• **What is required**
Copy every line in which the string "generalization" occurs.

Stored records:
===============
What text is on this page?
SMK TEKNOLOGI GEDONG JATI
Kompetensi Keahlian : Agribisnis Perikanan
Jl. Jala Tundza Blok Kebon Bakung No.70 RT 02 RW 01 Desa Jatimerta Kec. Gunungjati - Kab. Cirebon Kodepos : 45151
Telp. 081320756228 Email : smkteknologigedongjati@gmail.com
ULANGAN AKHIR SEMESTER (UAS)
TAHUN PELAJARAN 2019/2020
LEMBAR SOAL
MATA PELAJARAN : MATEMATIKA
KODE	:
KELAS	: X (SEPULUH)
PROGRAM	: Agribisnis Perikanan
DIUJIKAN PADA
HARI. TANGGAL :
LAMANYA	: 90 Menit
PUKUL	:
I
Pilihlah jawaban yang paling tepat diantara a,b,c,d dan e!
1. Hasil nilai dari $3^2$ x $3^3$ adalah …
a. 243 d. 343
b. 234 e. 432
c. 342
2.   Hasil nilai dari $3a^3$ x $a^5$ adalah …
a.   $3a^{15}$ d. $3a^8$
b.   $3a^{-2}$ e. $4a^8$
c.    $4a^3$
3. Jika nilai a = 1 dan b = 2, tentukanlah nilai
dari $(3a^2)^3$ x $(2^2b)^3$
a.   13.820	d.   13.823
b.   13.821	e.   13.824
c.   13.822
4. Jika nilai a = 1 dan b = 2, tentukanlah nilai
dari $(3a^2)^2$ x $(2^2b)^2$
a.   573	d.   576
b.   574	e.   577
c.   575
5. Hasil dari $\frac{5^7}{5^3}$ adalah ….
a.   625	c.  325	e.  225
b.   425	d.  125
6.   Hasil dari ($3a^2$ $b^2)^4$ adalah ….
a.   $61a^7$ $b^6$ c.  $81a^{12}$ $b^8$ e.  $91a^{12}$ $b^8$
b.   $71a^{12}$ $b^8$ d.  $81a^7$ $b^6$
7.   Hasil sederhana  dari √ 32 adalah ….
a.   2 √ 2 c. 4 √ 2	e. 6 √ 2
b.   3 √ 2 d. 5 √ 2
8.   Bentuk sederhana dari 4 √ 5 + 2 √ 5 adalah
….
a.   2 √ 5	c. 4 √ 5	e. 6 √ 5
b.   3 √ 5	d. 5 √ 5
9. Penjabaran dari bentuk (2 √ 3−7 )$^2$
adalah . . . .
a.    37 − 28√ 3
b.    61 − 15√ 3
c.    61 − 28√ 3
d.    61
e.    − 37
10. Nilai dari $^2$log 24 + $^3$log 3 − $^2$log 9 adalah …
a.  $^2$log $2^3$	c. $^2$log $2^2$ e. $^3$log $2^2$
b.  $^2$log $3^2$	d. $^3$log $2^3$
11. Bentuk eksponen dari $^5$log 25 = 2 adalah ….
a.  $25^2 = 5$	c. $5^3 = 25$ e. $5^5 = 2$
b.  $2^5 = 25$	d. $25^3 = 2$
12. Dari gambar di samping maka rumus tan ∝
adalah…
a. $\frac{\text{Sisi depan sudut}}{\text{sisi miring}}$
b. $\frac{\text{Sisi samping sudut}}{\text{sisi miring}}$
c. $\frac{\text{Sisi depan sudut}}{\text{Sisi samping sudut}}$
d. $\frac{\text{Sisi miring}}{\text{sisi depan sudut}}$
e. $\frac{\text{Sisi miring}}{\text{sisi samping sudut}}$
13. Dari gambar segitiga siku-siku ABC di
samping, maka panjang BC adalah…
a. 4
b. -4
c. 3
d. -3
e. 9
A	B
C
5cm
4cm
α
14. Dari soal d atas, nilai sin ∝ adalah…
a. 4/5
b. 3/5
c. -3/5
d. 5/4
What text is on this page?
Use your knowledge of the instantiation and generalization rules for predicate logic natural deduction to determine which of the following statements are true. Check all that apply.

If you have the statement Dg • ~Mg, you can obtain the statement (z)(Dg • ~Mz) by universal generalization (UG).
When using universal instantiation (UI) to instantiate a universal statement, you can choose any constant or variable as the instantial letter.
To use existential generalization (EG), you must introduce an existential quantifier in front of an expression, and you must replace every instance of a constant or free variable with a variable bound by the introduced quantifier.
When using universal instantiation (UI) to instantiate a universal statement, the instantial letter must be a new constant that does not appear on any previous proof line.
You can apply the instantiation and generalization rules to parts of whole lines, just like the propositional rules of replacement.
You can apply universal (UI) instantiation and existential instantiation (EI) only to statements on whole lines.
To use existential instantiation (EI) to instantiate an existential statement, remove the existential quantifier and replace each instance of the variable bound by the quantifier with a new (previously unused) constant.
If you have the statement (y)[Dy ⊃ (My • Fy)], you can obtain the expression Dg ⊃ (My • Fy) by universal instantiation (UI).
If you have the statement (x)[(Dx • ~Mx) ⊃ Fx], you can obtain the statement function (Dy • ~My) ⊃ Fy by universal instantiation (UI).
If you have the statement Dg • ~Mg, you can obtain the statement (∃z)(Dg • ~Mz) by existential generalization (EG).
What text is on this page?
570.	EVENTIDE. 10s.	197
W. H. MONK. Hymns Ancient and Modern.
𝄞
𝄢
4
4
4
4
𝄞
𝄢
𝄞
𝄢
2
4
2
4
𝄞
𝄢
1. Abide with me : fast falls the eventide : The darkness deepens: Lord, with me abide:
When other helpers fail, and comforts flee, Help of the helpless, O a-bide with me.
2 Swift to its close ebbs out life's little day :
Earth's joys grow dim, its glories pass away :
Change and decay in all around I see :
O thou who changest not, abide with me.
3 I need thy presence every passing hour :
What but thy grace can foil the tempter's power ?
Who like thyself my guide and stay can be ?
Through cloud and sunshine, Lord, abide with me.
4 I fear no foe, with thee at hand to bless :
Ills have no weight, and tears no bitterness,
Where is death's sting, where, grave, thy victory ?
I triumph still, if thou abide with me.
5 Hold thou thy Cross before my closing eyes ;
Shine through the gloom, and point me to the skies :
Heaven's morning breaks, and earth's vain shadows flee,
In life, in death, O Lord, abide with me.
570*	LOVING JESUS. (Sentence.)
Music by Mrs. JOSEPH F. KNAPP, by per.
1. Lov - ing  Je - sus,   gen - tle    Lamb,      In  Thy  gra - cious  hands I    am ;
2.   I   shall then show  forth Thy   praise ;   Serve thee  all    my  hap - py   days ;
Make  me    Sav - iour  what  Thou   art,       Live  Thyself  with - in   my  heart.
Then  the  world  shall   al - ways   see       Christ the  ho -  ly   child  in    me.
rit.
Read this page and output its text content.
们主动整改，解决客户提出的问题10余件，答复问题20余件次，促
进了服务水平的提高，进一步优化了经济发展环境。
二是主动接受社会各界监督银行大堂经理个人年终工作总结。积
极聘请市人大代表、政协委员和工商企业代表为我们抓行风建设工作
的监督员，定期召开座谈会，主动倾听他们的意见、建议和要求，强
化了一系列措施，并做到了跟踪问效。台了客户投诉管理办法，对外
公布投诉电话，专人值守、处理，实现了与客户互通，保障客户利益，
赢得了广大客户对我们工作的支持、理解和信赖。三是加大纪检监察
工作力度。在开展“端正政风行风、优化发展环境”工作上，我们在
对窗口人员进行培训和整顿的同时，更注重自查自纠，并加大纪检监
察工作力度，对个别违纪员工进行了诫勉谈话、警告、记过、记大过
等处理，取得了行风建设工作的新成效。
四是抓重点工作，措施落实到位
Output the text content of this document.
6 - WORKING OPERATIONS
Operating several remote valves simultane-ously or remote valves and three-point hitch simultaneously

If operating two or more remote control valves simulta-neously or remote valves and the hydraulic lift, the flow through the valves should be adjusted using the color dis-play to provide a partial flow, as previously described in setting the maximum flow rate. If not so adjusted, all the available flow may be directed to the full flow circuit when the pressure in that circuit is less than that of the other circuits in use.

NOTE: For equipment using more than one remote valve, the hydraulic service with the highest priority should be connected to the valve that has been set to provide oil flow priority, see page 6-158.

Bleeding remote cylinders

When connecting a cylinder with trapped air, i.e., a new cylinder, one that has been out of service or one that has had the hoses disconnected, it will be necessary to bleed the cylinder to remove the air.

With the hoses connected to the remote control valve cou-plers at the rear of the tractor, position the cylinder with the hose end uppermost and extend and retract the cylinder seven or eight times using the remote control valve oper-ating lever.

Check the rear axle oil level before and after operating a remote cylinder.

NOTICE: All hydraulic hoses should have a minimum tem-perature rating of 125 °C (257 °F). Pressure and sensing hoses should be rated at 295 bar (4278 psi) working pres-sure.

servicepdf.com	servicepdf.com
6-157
===============
• **Right answer**
Use your knowledge of the instantiation and generalization rules for predicate logic natural deduction to determine which of the following statements are true. Check all that apply.
If you have the statement Dg • ~Mg, you can obtain the statement (z)(Dg • ~Mz) by universal generalization (UG).
To use existential generalization (EG), you must introduce an existential quantifier in front of an expression, and you must replace every instance of a constant or free variable with a variable bound by the introduced quantifier.
You can apply the instantiation and generalization rules to parts of whole lines, just like the propositional rules of replacement.
If you have the statement Dg • ~Mg, you can obtain the statement (∃z)(Dg • ~Mz) by existential generalization (EG).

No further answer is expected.